**What this task involves:** Extract each line where the string "screenshot" shows up.

**Saved data entries:**
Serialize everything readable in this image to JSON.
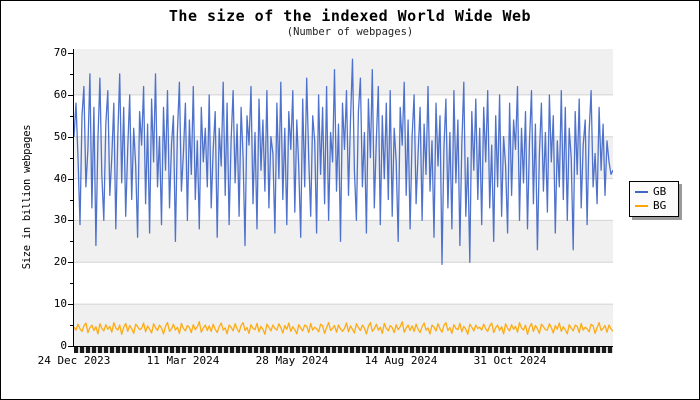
{
  "chart_data": {
    "type": "line",
    "title": "The size of the indexed World Wide Web",
    "subtitle": "(Number of webpages)",
    "ylabel": "Size in billion webpages",
    "xlabel": "",
    "ylim": [
      0,
      70
    ],
    "y_ticks": [
      0,
      10,
      20,
      30,
      40,
      50,
      60,
      70
    ],
    "y_minor_ticks": [
      5,
      15,
      25,
      35,
      45,
      55,
      65
    ],
    "x_tick_labels": [
      "24 Dec 2023",
      "11 Mar 2024",
      "28 May 2024",
      "14 Aug 2024",
      "31 Oct 2024"
    ],
    "grid": "horizontal-bands-alternating",
    "legend_position": "right",
    "colors": {
      "band_gray": "#f0f0f0",
      "band_white": "#ffffff",
      "gridline": "#d4d4d4",
      "axis": "#000000",
      "legend_bg": "#fbfbfb",
      "legend_shadow": "#9a9a9a"
    },
    "series": [
      {
        "name": "GB",
        "color": "#4066c8",
        "values": [
          50,
          58,
          45,
          29,
          55,
          62,
          38,
          47,
          65,
          33,
          57,
          24,
          49,
          64,
          41,
          30,
          53,
          61,
          36,
          45,
          58,
          28,
          50,
          65,
          39,
          57,
          31,
          47,
          60,
          35,
          52,
          43,
          26,
          56,
          48,
          62,
          34,
          53,
          27,
          59,
          44,
          65,
          38,
          50,
          29,
          57,
          42,
          61,
          33,
          48,
          55,
          25,
          51,
          63,
          37,
          46,
          58,
          30,
          54,
          41,
          62,
          35,
          49,
          28,
          57,
          44,
          52,
          38,
          60,
          33,
          47,
          56,
          26,
          52,
          43,
          63,
          36,
          58,
          29,
          49,
          61,
          39,
          53,
          31,
          57,
          45,
          24,
          55,
          48,
          62,
          34,
          51,
          28,
          59,
          42,
          54,
          37,
          61,
          33,
          50,
          46,
          27,
          58,
          40,
          63,
          35,
          52,
          29,
          56,
          47,
          61,
          32,
          54,
          43,
          26,
          59,
          38,
          64,
          45,
          31,
          55,
          49,
          27,
          60,
          41,
          57,
          34,
          62,
          30,
          51,
          44,
          66,
          37,
          53,
          25,
          58,
          47,
          61,
          36,
          54,
          68.5,
          42,
          30,
          56,
          64,
          38,
          51,
          27,
          59,
          45,
          66,
          33,
          49,
          62,
          29,
          55,
          40,
          58,
          35,
          61,
          31,
          52,
          44,
          25,
          57,
          48,
          63,
          36,
          54,
          28,
          50,
          60,
          34,
          46,
          57,
          30,
          53,
          41,
          62,
          37,
          49,
          26,
          58,
          43,
          55,
          19.5,
          47,
          59,
          33,
          51,
          28,
          61,
          39,
          54,
          24,
          48,
          63,
          31,
          45,
          20,
          56,
          42,
          59,
          35,
          52,
          29,
          57,
          44,
          61,
          33,
          48,
          25,
          55,
          38,
          60,
          31,
          50,
          43,
          27,
          58,
          36,
          54,
          47,
          62,
          30,
          52,
          39,
          56,
          28,
          49,
          61,
          34,
          53,
          23,
          46,
          58,
          37,
          51,
          32,
          60,
          44,
          55,
          27,
          49,
          38,
          61,
          35,
          57,
          30,
          52,
          45,
          23,
          56,
          41,
          59,
          33,
          48,
          54,
          29,
          51,
          61,
          38,
          46,
          34,
          57,
          42,
          53,
          36,
          49,
          44,
          41,
          42
        ]
      },
      {
        "name": "BG",
        "color": "#ffa500",
        "values": [
          4.5,
          3.8,
          5.2,
          4.1,
          3.5,
          4.8,
          5.5,
          3.2,
          4.4,
          5.0,
          3.7,
          4.6,
          2.9,
          5.3,
          4.2,
          3.6,
          5.1,
          4.0,
          4.7,
          3.3,
          5.6,
          4.3,
          3.8,
          5.0,
          2.8,
          4.5,
          5.4,
          3.5,
          4.9,
          4.1,
          3.0,
          5.2,
          4.6,
          3.9,
          4.2,
          5.5,
          3.4,
          4.8,
          4.0,
          3.1,
          5.3,
          4.4,
          3.7,
          5.0,
          4.3,
          2.9,
          4.7,
          5.6,
          3.5,
          4.1,
          5.2,
          3.8,
          4.5,
          3.0,
          5.4,
          4.2,
          3.6,
          4.9,
          4.4,
          3.2,
          5.1,
          3.9,
          4.6,
          5.8,
          3.3,
          4.3,
          5.0,
          3.7,
          4.8,
          3.5,
          5.2,
          4.0,
          3.2,
          4.6,
          5.5,
          3.8,
          4.3,
          2.9,
          5.0,
          4.5,
          3.6,
          5.3,
          4.1,
          3.3,
          4.9,
          5.6,
          3.7,
          4.4,
          3.0,
          5.1,
          4.2,
          3.9,
          5.4,
          3.4,
          4.7,
          4.0,
          2.8,
          5.2,
          4.5,
          3.6,
          5.0,
          4.2,
          3.8,
          5.3,
          4.4,
          3.1,
          4.9,
          4.0,
          5.5,
          3.5,
          4.6,
          3.9,
          2.9,
          5.1,
          4.3,
          3.6,
          5.0,
          4.7,
          3.2,
          5.4,
          3.8,
          4.5,
          4.1,
          3.4,
          5.2,
          4.8,
          3.0,
          4.4,
          5.6,
          3.7,
          4.2,
          4.9,
          3.3,
          5.0,
          4.1,
          3.5,
          4.2,
          5.5,
          3.4,
          4.8,
          4.0,
          3.1,
          5.3,
          4.4,
          3.7,
          5.0,
          4.3,
          2.9,
          4.7,
          5.6,
          3.5,
          4.1,
          5.2,
          3.8,
          4.5,
          3.0,
          5.4,
          4.2,
          3.6,
          4.9,
          4.4,
          3.2,
          5.1,
          3.9,
          4.6,
          5.8,
          3.3,
          4.3,
          5.0,
          3.7,
          4.8,
          3.5,
          5.2,
          4.0,
          3.2,
          4.6,
          5.5,
          3.8,
          4.3,
          2.9,
          5.0,
          4.5,
          3.6,
          5.3,
          4.1,
          3.3,
          4.9,
          5.6,
          3.7,
          4.4,
          3.0,
          5.1,
          4.2,
          3.9,
          5.4,
          3.4,
          4.7,
          4.0,
          2.8,
          5.2,
          4.5,
          3.6,
          5.0,
          4.2,
          4.5,
          3.8,
          5.2,
          4.1,
          3.5,
          4.8,
          5.5,
          3.2,
          4.4,
          5.0,
          3.7,
          4.6,
          2.9,
          5.3,
          4.2,
          3.6,
          5.1,
          4.0,
          4.7,
          3.3,
          5.6,
          4.3,
          3.8,
          5.0,
          2.8,
          4.5,
          5.4,
          3.5,
          4.9,
          4.1,
          3.0,
          5.2,
          4.6,
          3.9,
          3.8,
          5.3,
          4.4,
          3.1,
          4.9,
          4.0,
          5.5,
          3.5,
          4.6,
          3.9,
          2.9,
          5.1,
          4.3,
          3.6,
          5.0,
          4.7,
          3.2,
          5.4,
          3.8,
          4.5,
          4.1,
          3.4,
          5.2,
          4.8,
          3.0,
          4.4,
          5.6,
          3.7,
          4.2,
          4.9,
          3.3,
          5.0,
          4.1,
          3.5
        ]
      }
    ]
  }
}
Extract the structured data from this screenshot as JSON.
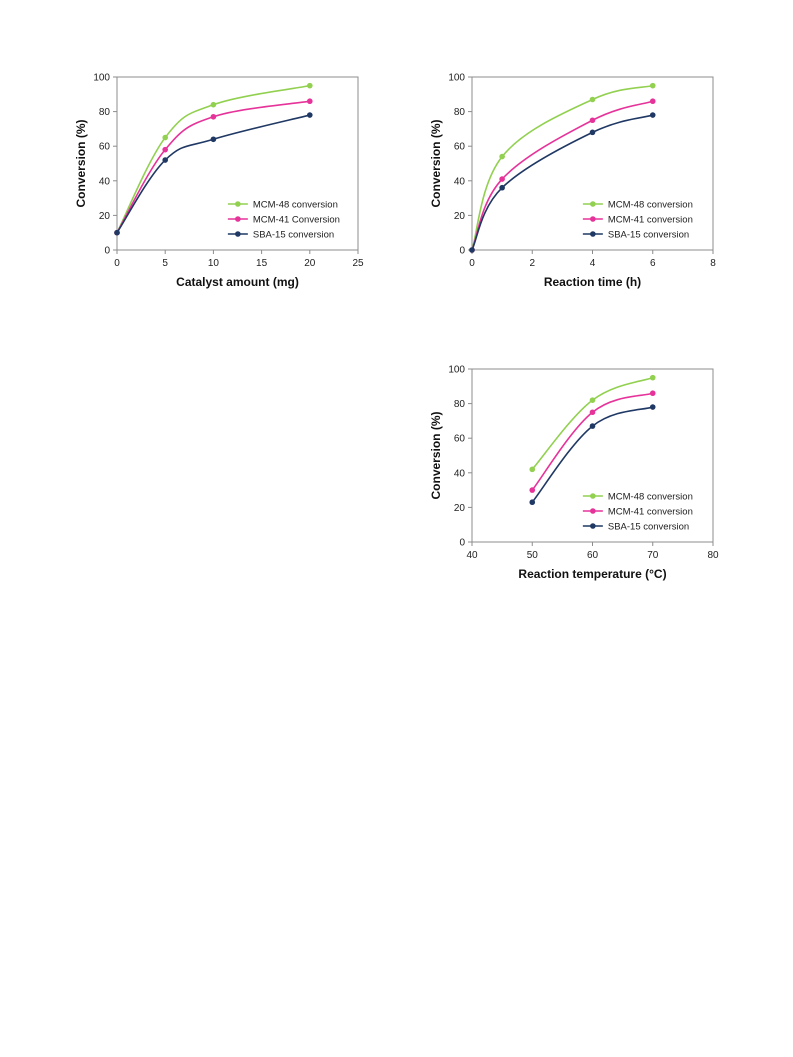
{
  "chart_data": [
    {
      "type": "line",
      "xlabel": "Catalyst amount (mg)",
      "ylabel": "Conversion (%)",
      "xlim": [
        0,
        25
      ],
      "ylim": [
        0,
        100
      ],
      "xticks": [
        0,
        5,
        10,
        15,
        20,
        25
      ],
      "yticks": [
        0,
        20,
        40,
        60,
        80,
        100
      ],
      "grid": false,
      "legend_position": "bottom-right",
      "series": [
        {
          "name": "MCM-48 conversion",
          "color": "#92d050",
          "x": [
            0,
            5,
            10,
            20
          ],
          "y": [
            10,
            65,
            84,
            95
          ]
        },
        {
          "name": "MCM-41 Conversion",
          "color": "#e6339a",
          "x": [
            0,
            5,
            10,
            20
          ],
          "y": [
            10,
            58,
            77,
            86
          ]
        },
        {
          "name": "SBA-15 conversion",
          "color": "#1f3864",
          "x": [
            0,
            5,
            10,
            20
          ],
          "y": [
            10,
            52,
            64,
            78
          ]
        }
      ]
    },
    {
      "type": "line",
      "xlabel": "Reaction time (h)",
      "ylabel": "Conversion (%)",
      "xlim": [
        0,
        8
      ],
      "ylim": [
        0,
        100
      ],
      "xticks": [
        0,
        2,
        4,
        6,
        8
      ],
      "yticks": [
        0,
        20,
        40,
        60,
        80,
        100
      ],
      "grid": false,
      "legend_position": "bottom-right",
      "series": [
        {
          "name": "MCM-48 conversion",
          "color": "#92d050",
          "x": [
            0,
            1,
            4,
            6
          ],
          "y": [
            0,
            54,
            87,
            95
          ]
        },
        {
          "name": "MCM-41 conversion",
          "color": "#e6339a",
          "x": [
            0,
            1,
            4,
            6
          ],
          "y": [
            0,
            41,
            75,
            86
          ]
        },
        {
          "name": "SBA-15 conversion",
          "color": "#1f3864",
          "x": [
            0,
            1,
            4,
            6
          ],
          "y": [
            0,
            36,
            68,
            78
          ]
        }
      ]
    },
    {
      "type": "line",
      "xlabel": "Reaction temperature (°C)",
      "ylabel": "Conversion (%)",
      "xlim": [
        40,
        80
      ],
      "ylim": [
        0,
        100
      ],
      "xticks": [
        40,
        50,
        60,
        70,
        80
      ],
      "yticks": [
        0,
        20,
        40,
        60,
        80,
        100
      ],
      "grid": false,
      "legend_position": "bottom-right",
      "series": [
        {
          "name": "MCM-48 conversion",
          "color": "#92d050",
          "x": [
            50,
            60,
            70
          ],
          "y": [
            42,
            82,
            95
          ]
        },
        {
          "name": "MCM-41 conversion",
          "color": "#e6339a",
          "x": [
            50,
            60,
            70
          ],
          "y": [
            30,
            75,
            86
          ]
        },
        {
          "name": "SBA-15 conversion",
          "color": "#1f3864",
          "x": [
            50,
            60,
            70
          ],
          "y": [
            23,
            67,
            78
          ]
        }
      ]
    }
  ]
}
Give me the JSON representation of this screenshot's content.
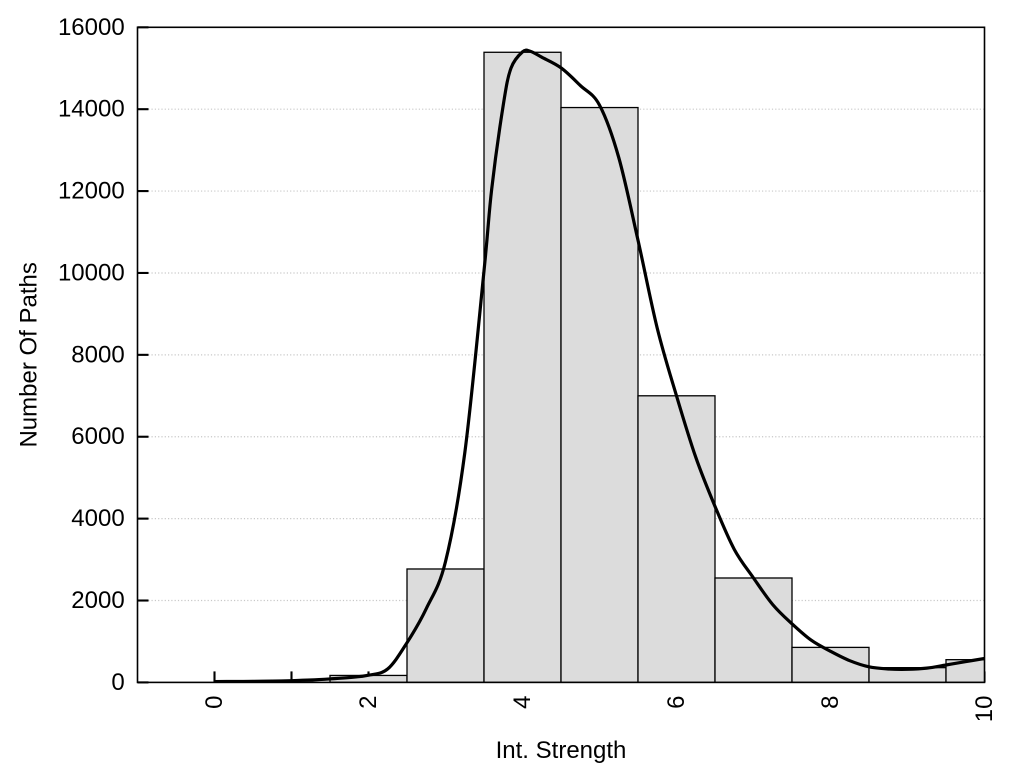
{
  "figure": {
    "background": "#ffffff"
  },
  "chart_data": {
    "type": "bar",
    "subtype": "histogram-with-density-curve",
    "title": "",
    "xlabel": "Int. Strength",
    "ylabel": "Number Of Paths",
    "xlim": [
      -1,
      10
    ],
    "ylim": [
      0,
      16000
    ],
    "x_tick_values": [
      0,
      1,
      2,
      3,
      4,
      5,
      6,
      7,
      8,
      9,
      10
    ],
    "x_tick_labels": {
      "0": "0",
      "2": "2",
      "4": "4",
      "6": "6",
      "8": "8",
      "10": "10"
    },
    "x_tick_label_rotation_deg": -90,
    "y_tick_values": [
      0,
      2000,
      4000,
      6000,
      8000,
      10000,
      12000,
      14000,
      16000
    ],
    "y_tick_labels": [
      "0",
      "2000",
      "4000",
      "6000",
      "8000",
      "10000",
      "12000",
      "14000",
      "16000"
    ],
    "grid": {
      "horizontal": true,
      "vertical": false,
      "style": "dotted",
      "at_y": [
        2000,
        4000,
        6000,
        8000,
        10000,
        12000,
        14000
      ]
    },
    "legend": "none",
    "bars": {
      "bin_width": 1,
      "centers": [
        0,
        1,
        2,
        3,
        4,
        5,
        6,
        7,
        8,
        9,
        10
      ],
      "values": [
        0,
        0,
        170,
        2770,
        15390,
        14040,
        7000,
        2550,
        855,
        360,
        555
      ]
    },
    "series": [
      {
        "name": "density-curve",
        "type": "line",
        "x": [
          0,
          0.25,
          0.5,
          0.75,
          1,
          1.25,
          1.5,
          1.75,
          2,
          2.25,
          2.5,
          2.75,
          3,
          3.25,
          3.5,
          3.6,
          3.75,
          3.85,
          4,
          4.1,
          4.25,
          4.5,
          4.75,
          5,
          5.25,
          5.5,
          5.75,
          6,
          6.25,
          6.5,
          6.75,
          7,
          7.25,
          7.5,
          7.75,
          8,
          8.25,
          8.5,
          8.75,
          9,
          9.25,
          9.5,
          9.75,
          10
        ],
        "values": [
          20,
          22,
          26,
          32,
          42,
          58,
          85,
          118,
          175,
          330,
          970,
          1800,
          2950,
          5600,
          10050,
          12050,
          14100,
          15000,
          15400,
          15415,
          15270,
          15010,
          14580,
          14100,
          12820,
          10800,
          8650,
          7000,
          5500,
          4300,
          3250,
          2550,
          1900,
          1430,
          1030,
          760,
          530,
          380,
          328,
          320,
          348,
          425,
          505,
          585
        ]
      }
    ]
  },
  "style": {
    "ink_color": "#000000",
    "bar_fill": "#dcdcdc",
    "bar_edge_color": "#000000",
    "grid_color": "#c8c8c8",
    "curve_color": "#000000",
    "background": "#ffffff"
  }
}
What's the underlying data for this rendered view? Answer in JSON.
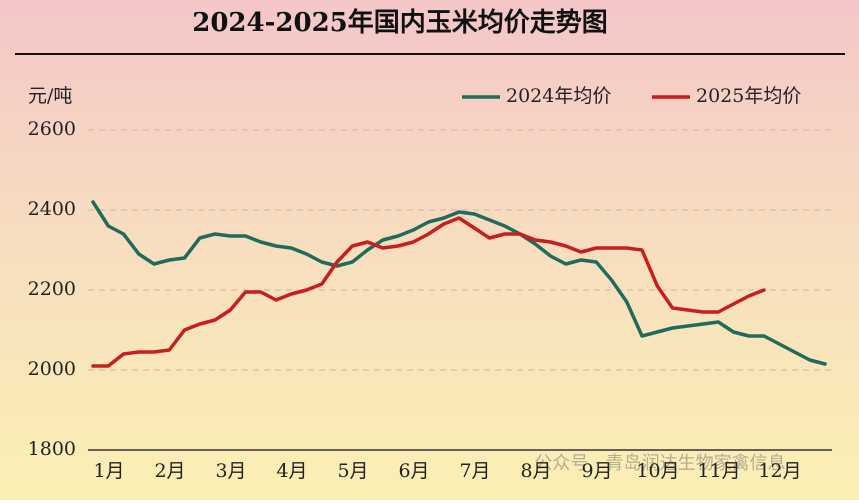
{
  "chart_data": {
    "type": "line",
    "title": "2024-2025年国内玉米均价走势图",
    "y_label": "元/吨",
    "watermark": "公众号 · 青岛润达生物家禽信息",
    "categories": [
      "1月",
      null,
      null,
      null,
      "2月",
      null,
      null,
      null,
      "3月",
      null,
      null,
      null,
      "4月",
      null,
      null,
      null,
      "5月",
      null,
      null,
      null,
      "6月",
      null,
      null,
      null,
      "7月",
      null,
      null,
      null,
      "8月",
      null,
      null,
      null,
      "9月",
      null,
      null,
      null,
      "10月",
      null,
      null,
      null,
      "11月",
      null,
      null,
      null,
      "12月",
      null,
      null,
      null,
      null
    ],
    "series": [
      {
        "name": "2024年均价",
        "color": "#1f6b5c",
        "values": [
          2420,
          2360,
          2340,
          2290,
          2265,
          2275,
          2280,
          2330,
          2340,
          2335,
          2335,
          2320,
          2310,
          2305,
          2290,
          2270,
          2260,
          2270,
          2300,
          2325,
          2335,
          2350,
          2370,
          2380,
          2395,
          2390,
          2375,
          2360,
          2340,
          2315,
          2285,
          2265,
          2275,
          2270,
          2225,
          2170,
          2085,
          2095,
          2105,
          2110,
          2115,
          2120,
          2095,
          2085,
          2085,
          2065,
          2045,
          2025,
          2015
        ]
      },
      {
        "name": "2025年均价",
        "color": "#c81e1e",
        "values": [
          2010,
          2010,
          2040,
          2045,
          2045,
          2050,
          2100,
          2115,
          2125,
          2150,
          2195,
          2195,
          2175,
          2190,
          2200,
          2215,
          2270,
          2310,
          2320,
          2305,
          2310,
          2320,
          2340,
          2365,
          2380,
          2355,
          2330,
          2340,
          2340,
          2325,
          2320,
          2310,
          2295,
          2305,
          2305,
          2305,
          2300,
          2210,
          2155,
          2150,
          2145,
          2145,
          2165,
          2185,
          2200,
          null,
          null,
          null,
          null
        ]
      }
    ],
    "ylim": [
      1800,
      2600
    ],
    "yticks": [
      1800,
      2000,
      2200,
      2400,
      2600
    ],
    "grid": true,
    "legend": "top-right"
  }
}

**Reply to the exercise:**
Extract the structured data from this screenshot as JSON.
Give me the JSON representation of this screenshot's content.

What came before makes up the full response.